Task to carry out.
Here is a set of records. Copy them all exactly.

[Opening Data provided section]

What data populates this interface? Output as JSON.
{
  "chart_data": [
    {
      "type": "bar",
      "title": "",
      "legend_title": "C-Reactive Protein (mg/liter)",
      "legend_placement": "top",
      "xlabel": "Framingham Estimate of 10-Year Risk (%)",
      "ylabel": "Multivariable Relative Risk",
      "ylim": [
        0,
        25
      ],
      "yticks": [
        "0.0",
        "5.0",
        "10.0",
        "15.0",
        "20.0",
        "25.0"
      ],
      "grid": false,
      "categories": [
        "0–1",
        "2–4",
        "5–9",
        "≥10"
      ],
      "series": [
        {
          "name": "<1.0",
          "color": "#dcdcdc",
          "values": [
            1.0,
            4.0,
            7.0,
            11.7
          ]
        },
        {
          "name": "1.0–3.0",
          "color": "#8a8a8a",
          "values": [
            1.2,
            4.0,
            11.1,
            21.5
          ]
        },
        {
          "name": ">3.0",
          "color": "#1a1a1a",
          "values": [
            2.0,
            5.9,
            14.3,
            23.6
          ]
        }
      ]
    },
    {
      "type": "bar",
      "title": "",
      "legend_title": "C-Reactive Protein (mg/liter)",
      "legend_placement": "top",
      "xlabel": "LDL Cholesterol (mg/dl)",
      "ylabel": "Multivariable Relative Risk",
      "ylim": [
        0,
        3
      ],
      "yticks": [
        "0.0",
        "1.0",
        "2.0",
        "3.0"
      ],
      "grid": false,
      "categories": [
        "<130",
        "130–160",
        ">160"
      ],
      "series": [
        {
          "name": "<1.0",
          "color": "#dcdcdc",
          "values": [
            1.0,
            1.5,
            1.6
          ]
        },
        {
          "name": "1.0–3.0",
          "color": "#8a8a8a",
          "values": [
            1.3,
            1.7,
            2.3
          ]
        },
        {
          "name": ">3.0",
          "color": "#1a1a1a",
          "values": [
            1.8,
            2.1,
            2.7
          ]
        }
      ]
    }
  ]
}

[Closing Data provided section]

Answer box.
What data populates this interface? Output as JSON.
{
  "chart_data": [
    {
      "type": "bar",
      "title": "",
      "legend_title": "C-Reactive Protein (mg/liter)",
      "legend_placement": "top",
      "xlabel": "Framingham Estimate of 10-Year Risk (%)",
      "ylabel": "Multivariable Relative Risk",
      "ylim": [
        0,
        25
      ],
      "yticks": [
        "0.0",
        "5.0",
        "10.0",
        "15.0",
        "20.0",
        "25.0"
      ],
      "grid": false,
      "categories": [
        "0–1",
        "2–4",
        "5–9",
        "≥10"
      ],
      "series": [
        {
          "name": "<1.0",
          "color": "#dcdcdc",
          "values": [
            1.0,
            4.0,
            7.0,
            11.7
          ]
        },
        {
          "name": "1.0–3.0",
          "color": "#8a8a8a",
          "values": [
            1.2,
            4.0,
            11.1,
            21.5
          ]
        },
        {
          "name": ">3.0",
          "color": "#1a1a1a",
          "values": [
            2.0,
            5.9,
            14.3,
            23.6
          ]
        }
      ]
    },
    {
      "type": "bar",
      "title": "",
      "legend_title": "C-Reactive Protein (mg/liter)",
      "legend_placement": "top",
      "xlabel": "LDL Cholesterol (mg/dl)",
      "ylabel": "Multivariable Relative Risk",
      "ylim": [
        0,
        3
      ],
      "yticks": [
        "0.0",
        "1.0",
        "2.0",
        "3.0"
      ],
      "grid": false,
      "categories": [
        "<130",
        "130–160",
        ">160"
      ],
      "series": [
        {
          "name": "<1.0",
          "color": "#dcdcdc",
          "values": [
            1.0,
            1.5,
            1.6
          ]
        },
        {
          "name": "1.0–3.0",
          "color": "#8a8a8a",
          "values": [
            1.3,
            1.7,
            2.3
          ]
        },
        {
          "name": ">3.0",
          "color": "#1a1a1a",
          "values": [
            1.8,
            2.1,
            2.7
          ]
        }
      ]
    }
  ]
}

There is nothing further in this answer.